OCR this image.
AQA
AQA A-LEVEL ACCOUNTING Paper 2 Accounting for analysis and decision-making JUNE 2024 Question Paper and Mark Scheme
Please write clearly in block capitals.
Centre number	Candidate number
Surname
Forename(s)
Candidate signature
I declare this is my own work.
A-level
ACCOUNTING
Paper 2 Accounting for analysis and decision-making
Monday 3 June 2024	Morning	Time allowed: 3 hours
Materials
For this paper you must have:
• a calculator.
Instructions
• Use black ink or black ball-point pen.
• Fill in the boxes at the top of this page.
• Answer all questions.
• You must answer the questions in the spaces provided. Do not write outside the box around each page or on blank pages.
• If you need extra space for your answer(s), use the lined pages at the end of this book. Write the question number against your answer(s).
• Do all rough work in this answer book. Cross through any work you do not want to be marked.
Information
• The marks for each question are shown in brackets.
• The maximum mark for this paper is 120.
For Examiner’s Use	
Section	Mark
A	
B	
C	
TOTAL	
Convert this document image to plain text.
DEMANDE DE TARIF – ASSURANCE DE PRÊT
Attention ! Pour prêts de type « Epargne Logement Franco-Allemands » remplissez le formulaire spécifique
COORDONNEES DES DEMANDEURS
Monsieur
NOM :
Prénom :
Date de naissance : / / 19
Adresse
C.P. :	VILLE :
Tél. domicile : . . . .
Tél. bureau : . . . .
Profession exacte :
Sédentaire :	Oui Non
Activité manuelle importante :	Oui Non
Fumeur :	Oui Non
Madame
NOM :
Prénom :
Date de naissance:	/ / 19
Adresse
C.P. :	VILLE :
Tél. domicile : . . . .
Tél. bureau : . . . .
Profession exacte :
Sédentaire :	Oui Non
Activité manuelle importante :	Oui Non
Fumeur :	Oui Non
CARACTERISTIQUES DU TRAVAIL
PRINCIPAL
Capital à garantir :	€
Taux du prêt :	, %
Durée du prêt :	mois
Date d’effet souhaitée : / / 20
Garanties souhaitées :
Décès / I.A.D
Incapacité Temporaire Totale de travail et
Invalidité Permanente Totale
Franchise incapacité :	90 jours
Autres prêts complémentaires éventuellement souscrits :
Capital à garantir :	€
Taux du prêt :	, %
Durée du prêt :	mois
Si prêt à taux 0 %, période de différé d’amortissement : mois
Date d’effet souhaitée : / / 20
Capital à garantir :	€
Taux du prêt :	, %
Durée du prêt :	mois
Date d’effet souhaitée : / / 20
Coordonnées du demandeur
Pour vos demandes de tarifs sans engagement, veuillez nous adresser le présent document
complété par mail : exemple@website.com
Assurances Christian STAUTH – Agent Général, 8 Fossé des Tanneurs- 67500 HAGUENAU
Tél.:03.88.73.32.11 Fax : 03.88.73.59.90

════════

**What to work on**:
Recopy the entries above in their entirety, exactly.

**Answer to this exercise**:
OCR this image.
AQA
AQA A-LEVEL ACCOUNTING Paper 2 Accounting for analysis and decision-making JUNE 2024 Question Paper and Mark Scheme
Please write clearly in block capitals.
Centre number	Candidate number
Surname
Forename(s)
Candidate signature
I declare this is my own work.
A-level
ACCOUNTING
Paper 2 Accounting for analysis and decision-making
Monday 3 June 2024	Morning	Time allowed: 3 hours
Materials
For this paper you must have:
• a calculator.
Instructions
• Use black ink or black ball-point pen.
• Fill in the boxes at the top of this page.
• Answer all questions.
• You must answer the questions in the spaces provided. Do not write outside the box around each page or on blank pages.
• If you need extra space for your answer(s), use the lined pages at the end of this book. Write the question number against your answer(s).
• Do all rough work in this answer book. Cross through any work you do not want to be marked.
Information
• The marks for each question are shown in brackets.
• The maximum mark for this paper is 120.
For Examiner’s Use	
Section	Mark
A	
B	
C	
TOTAL	
Convert this document image to plain text.
DEMANDE DE TARIF – ASSURANCE DE PRÊT
Attention ! Pour prêts de type « Epargne Logement Franco-Allemands » remplissez le formulaire spécifique
COORDONNEES DES DEMANDEURS
Monsieur
NOM :
Prénom :
Date de naissance : / / 19
Adresse
C.P. :	VILLE :
Tél. domicile : . . . .
Tél. bureau : . . . .
Profession exacte :
Sédentaire :	Oui Non
Activité manuelle importante :	Oui Non
Fumeur :	Oui Non
Madame
NOM :
Prénom :
Date de naissance:	/ / 19
Adresse
C.P. :	VILLE :
Tél. domicile : . . . .
Tél. bureau : . . . .
Profession exacte :
Sédentaire :	Oui Non
Activité manuelle importante :	Oui Non
Fumeur :	Oui Non
CARACTERISTIQUES DU TRAVAIL
PRINCIPAL
Capital à garantir :	€
Taux du prêt :	, %
Durée du prêt :	mois
Date d’effet souhaitée : / / 20
Garanties souhaitées :
Décès / I.A.D
Incapacité Temporaire Totale de travail et
Invalidité Permanente Totale
Franchise incapacité :	90 jours
Autres prêts complémentaires éventuellement souscrits :
Capital à garantir :	€
Taux du prêt :	, %
Durée du prêt :	mois
Si prêt à taux 0 %, période de différé d’amortissement : mois
Date d’effet souhaitée : / / 20
Capital à garantir :	€
Taux du prêt :	, %
Durée du prêt :	mois
Date d’effet souhaitée : / / 20
Coordonnées du demandeur
Pour vos demandes de tarifs sans engagement, veuillez nous adresser le présent document
complété par mail : exemple@website.com
Assurances Christian STAUTH – Agent Général, 8 Fossé des Tanneurs- 67500 HAGUENAU
Tél.:03.88.73.32.11 Fax : 03.88.73.59.90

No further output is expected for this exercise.